Passage to read:
########

In addition to the high cost, the complex wall geometry creates
stagnation of pockets of fluid, which induces problems with
nucleate boiling and cavitation and can be harmful to the engine.
These drawbacks can be mitigated by increasing the quantity of the
coolant, limiting the heat gradient of the coolant to no more than
8-10.degree. C., and speeding up the flow of the coolant to the
extent possible without cavitating the fluid. However, all of these
expedients impose increased parasitic pumping losses, which are
reflected in an undesirable increase in fuel consumption and carbon
dioxide emissions.
SUMMARY OF THE INVENTION
One aspect of the invention comprises a robust engine assembly
providing reduced weight with efficient cooling and without the
undesirable increase in fuel consumption or carbon dioxide
emissions. The engine assembly includes a double-wall cylinder
liner clamped between a cylinder head and a crankcase. The cylinder
liner includes an outer wall and an inner wall each surrounding a
center axis and presenting a cooling chamber therebetween. The
outer wall includes at least one liner fluid port for conveying
cooling fluid to or from the cooling chamber. A manifold is
disposed along a portion of the outer wall between the cylinder
head and the crankcase. The manifold includes at least one manifold
fluid port aligned with the at least one liner fluid port for
conveying the cooling fluid to or from the cooling chamber.
Another aspect of the invention provides a method of manufacturing
the engine assembly. The method includes clamping the cylinder
liner between the cylinder head and the crankcase. The method
further includes disposing the manifold along a portion of the
outer wall between the cylinder head and the crankcase, and
aligning the at least one manifold fluid port with the at least one
liner fluid for conveying the cooling fluid to or from the cooling
chamber.

########

Annotated element entries:
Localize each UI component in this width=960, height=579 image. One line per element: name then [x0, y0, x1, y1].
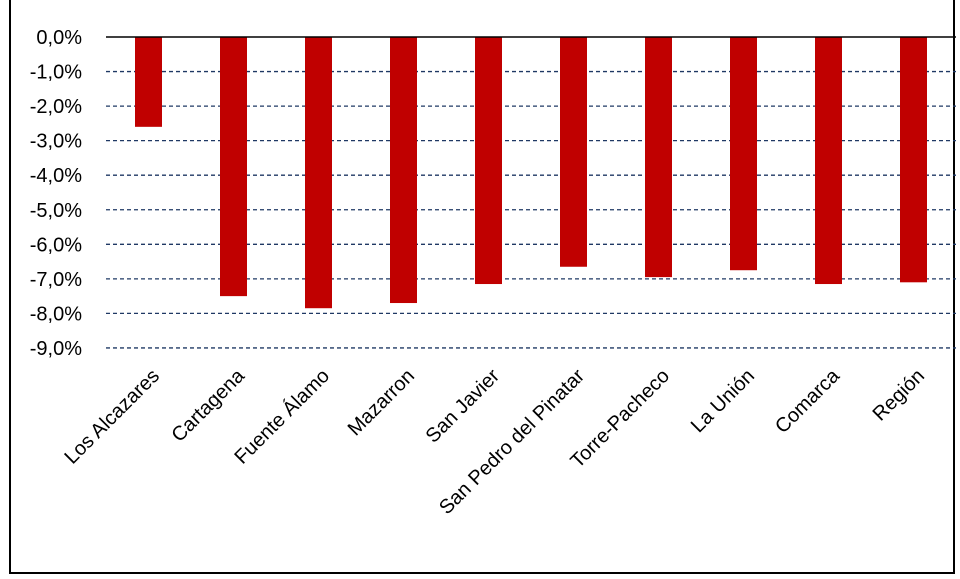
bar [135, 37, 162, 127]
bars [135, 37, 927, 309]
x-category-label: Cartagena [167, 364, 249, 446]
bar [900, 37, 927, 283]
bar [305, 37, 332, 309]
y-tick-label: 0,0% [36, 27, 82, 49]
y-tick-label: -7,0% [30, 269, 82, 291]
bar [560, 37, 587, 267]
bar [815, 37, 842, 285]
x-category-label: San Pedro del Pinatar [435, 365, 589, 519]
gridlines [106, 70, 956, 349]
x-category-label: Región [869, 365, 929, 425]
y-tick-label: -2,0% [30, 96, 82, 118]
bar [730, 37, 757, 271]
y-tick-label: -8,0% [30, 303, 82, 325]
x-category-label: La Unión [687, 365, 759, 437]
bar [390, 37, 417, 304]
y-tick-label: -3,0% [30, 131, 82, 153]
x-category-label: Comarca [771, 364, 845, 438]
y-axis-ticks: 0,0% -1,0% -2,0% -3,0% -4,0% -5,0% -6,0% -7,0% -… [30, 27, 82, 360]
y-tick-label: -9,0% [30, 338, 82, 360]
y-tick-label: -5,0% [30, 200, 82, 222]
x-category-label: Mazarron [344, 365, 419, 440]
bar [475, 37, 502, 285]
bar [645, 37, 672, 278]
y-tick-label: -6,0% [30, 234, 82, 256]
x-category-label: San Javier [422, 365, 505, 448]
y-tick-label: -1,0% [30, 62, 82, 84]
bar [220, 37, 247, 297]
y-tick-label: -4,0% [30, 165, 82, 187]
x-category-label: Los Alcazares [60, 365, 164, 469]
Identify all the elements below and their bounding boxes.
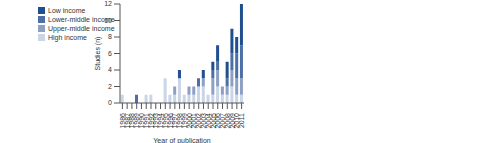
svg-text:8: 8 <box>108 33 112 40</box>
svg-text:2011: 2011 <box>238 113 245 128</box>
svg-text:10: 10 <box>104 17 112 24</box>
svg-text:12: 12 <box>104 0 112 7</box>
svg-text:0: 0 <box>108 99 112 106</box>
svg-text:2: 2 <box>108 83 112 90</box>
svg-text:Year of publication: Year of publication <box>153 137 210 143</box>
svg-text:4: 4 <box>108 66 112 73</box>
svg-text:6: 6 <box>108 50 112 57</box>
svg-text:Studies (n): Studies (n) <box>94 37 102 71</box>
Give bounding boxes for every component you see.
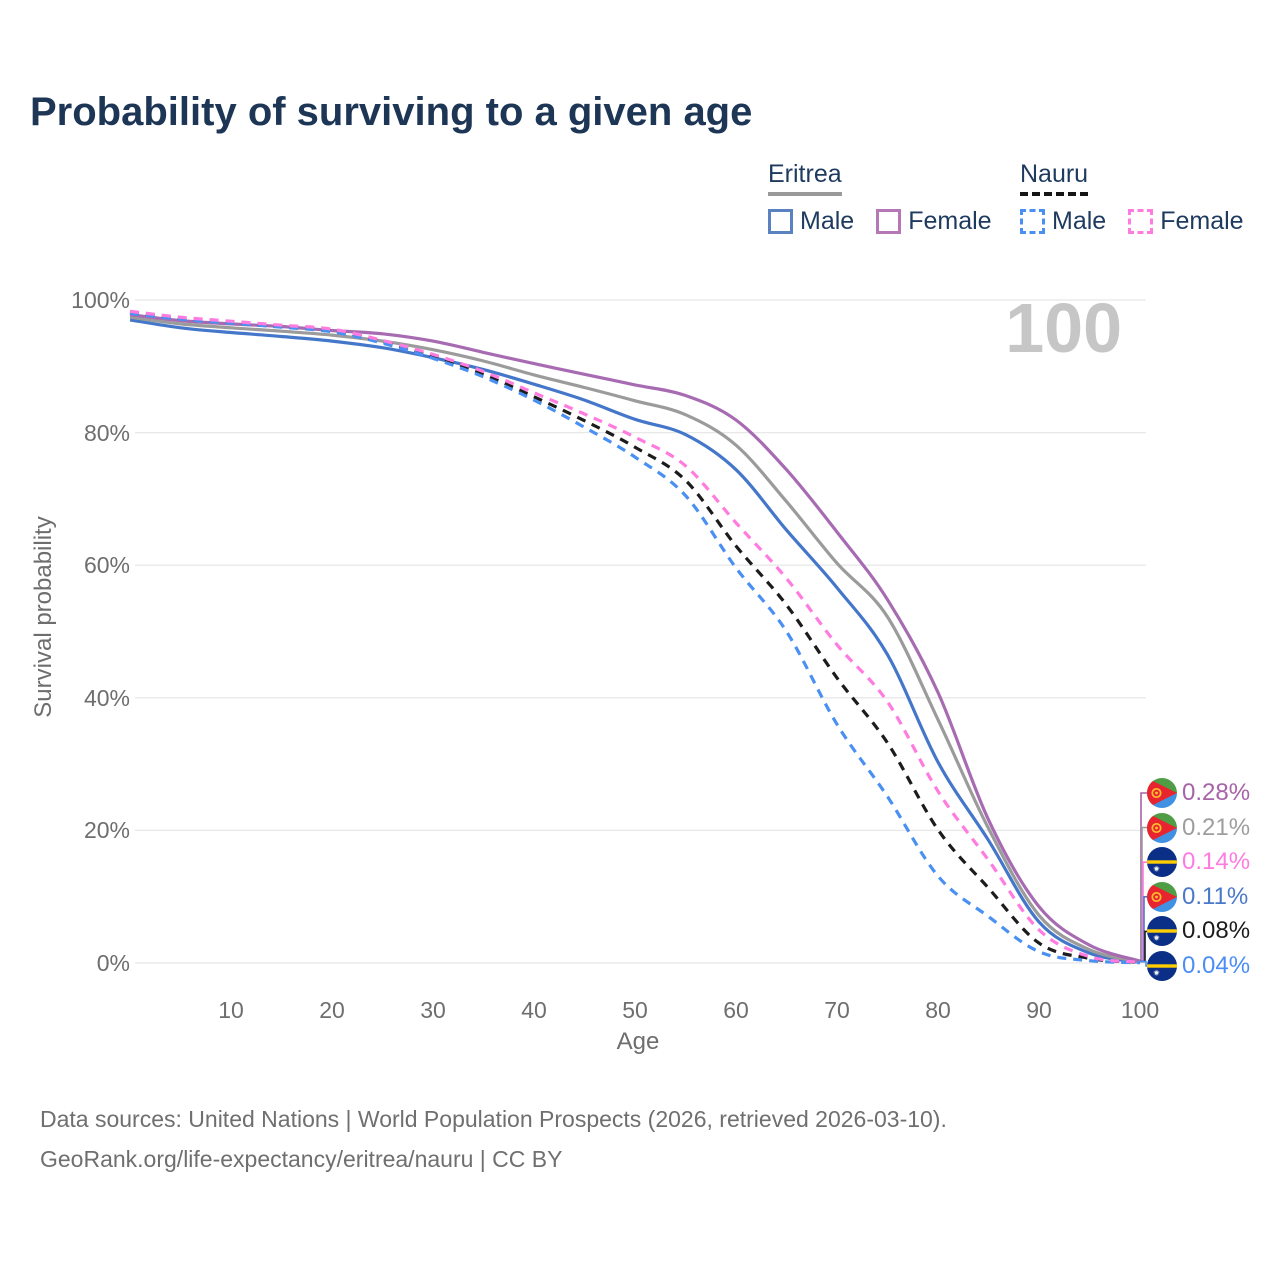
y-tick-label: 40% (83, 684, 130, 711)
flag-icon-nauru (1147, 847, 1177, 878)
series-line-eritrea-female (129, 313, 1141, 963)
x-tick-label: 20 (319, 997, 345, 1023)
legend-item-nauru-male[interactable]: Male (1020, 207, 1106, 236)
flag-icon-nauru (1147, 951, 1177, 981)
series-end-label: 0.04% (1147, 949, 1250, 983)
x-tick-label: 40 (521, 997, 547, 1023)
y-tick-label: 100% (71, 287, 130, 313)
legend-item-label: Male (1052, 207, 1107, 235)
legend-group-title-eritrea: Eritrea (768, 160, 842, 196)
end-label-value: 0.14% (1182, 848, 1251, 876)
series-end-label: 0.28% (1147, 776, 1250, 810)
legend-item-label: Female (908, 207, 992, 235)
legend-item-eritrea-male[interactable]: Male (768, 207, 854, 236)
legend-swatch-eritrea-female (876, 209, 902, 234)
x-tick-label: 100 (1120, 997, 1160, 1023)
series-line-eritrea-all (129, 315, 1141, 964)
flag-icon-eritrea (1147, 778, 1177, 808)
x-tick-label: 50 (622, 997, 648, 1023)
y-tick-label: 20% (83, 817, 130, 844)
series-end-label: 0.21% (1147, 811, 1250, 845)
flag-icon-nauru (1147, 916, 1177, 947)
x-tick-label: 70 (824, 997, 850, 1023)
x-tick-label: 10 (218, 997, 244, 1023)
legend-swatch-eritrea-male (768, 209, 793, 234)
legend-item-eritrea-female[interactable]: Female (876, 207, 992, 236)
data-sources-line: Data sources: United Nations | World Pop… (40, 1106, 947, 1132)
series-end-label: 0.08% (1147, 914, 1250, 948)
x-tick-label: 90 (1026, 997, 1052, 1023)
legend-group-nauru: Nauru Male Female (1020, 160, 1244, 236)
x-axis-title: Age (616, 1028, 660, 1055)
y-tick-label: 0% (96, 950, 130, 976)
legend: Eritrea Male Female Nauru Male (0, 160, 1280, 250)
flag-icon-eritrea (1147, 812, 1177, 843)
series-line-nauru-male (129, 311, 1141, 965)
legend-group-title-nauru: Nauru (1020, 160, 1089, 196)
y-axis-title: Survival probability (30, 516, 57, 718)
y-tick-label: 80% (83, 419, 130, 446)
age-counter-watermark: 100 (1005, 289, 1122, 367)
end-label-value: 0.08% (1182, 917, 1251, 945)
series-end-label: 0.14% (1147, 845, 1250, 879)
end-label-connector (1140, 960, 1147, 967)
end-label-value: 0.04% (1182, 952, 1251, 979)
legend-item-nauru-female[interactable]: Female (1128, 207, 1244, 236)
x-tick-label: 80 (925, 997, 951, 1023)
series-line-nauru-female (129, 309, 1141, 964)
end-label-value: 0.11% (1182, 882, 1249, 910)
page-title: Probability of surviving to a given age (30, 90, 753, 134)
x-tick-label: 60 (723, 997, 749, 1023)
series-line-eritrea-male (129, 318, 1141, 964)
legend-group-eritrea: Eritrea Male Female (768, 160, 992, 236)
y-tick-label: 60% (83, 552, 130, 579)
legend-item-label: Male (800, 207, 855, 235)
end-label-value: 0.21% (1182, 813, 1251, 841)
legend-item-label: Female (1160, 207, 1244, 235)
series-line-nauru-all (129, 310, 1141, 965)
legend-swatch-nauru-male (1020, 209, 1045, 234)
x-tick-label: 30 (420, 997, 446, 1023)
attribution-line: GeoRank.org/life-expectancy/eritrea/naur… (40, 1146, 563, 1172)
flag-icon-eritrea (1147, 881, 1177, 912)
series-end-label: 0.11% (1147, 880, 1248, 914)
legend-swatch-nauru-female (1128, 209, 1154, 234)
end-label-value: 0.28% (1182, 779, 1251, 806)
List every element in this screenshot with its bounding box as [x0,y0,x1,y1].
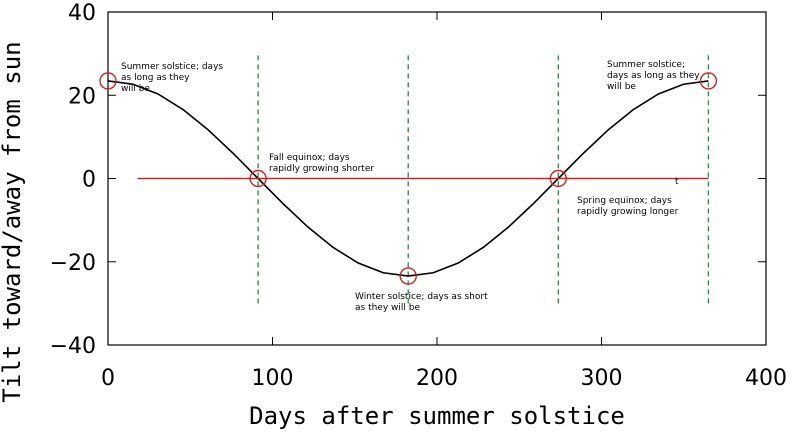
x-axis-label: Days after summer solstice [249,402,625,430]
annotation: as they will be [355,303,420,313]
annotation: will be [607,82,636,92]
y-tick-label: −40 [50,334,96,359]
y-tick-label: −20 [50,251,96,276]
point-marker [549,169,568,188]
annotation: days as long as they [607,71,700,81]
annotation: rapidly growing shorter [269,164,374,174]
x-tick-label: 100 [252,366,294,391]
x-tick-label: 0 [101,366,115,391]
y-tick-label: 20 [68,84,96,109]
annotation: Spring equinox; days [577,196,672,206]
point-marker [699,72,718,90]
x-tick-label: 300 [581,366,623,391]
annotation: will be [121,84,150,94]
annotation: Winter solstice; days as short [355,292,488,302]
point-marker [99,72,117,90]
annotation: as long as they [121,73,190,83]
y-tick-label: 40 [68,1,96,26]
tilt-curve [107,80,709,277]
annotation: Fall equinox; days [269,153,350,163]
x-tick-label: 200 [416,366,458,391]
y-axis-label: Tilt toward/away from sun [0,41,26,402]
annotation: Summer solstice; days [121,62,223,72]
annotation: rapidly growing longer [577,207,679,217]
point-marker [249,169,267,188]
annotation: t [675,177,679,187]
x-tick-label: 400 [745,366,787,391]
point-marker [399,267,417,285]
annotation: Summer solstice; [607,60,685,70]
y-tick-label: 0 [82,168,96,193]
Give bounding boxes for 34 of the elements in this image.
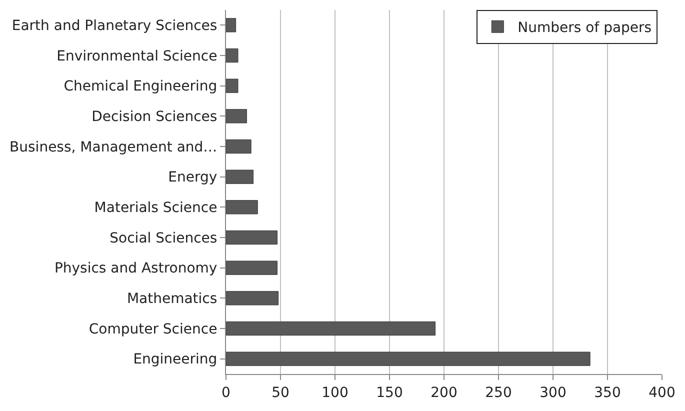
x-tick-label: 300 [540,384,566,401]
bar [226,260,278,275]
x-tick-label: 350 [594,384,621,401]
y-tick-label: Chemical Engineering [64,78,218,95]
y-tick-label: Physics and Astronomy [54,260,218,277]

########

Exercise tasks:
1. Write out the passage on the engine assembly word for word, from "In addition to" to "dioxide emissions.".
2. For each statement, state whether the passage on the engine assembly agrees with it, answering yes or no and quoting the words of the passage that decide it: (a) the measures for mitigating the drawbacks reduce parasitic pumping losses; (b) the cylinder liner is clamped between the cylinder head and the crankcase; (c) the manifold is disposed along a portion of the inner wall.

Replies:
1.
In addition to the high cost, the complex wall geometry creates
stagnation of pockets of fluid, which induces problems with
nucleate boiling and cavitation and can be harmful to the engine.
These drawbacks can be mitigated by increasing the quantity of the
coolant, limiting the heat gradient of the coolant to no more than
8-10.degree. C., and speeding up the flow of the coolant to the
extent possible without cavitating the fluid. However, all of these
expedients impose increased parasitic pumping losses, which are
reflected in an undesirable increase in fuel consumption and carbon
dioxide emissions.

2.
(a) No: "all of these expedients impose increased parasitic pumping losses"
(b) Yes: "a double-wall cylinder liner clamped between a cylinder head and a crankcase"
(c) No: "A manifold is disposed along a portion of the outer wall between the cylinder head and the crankcase"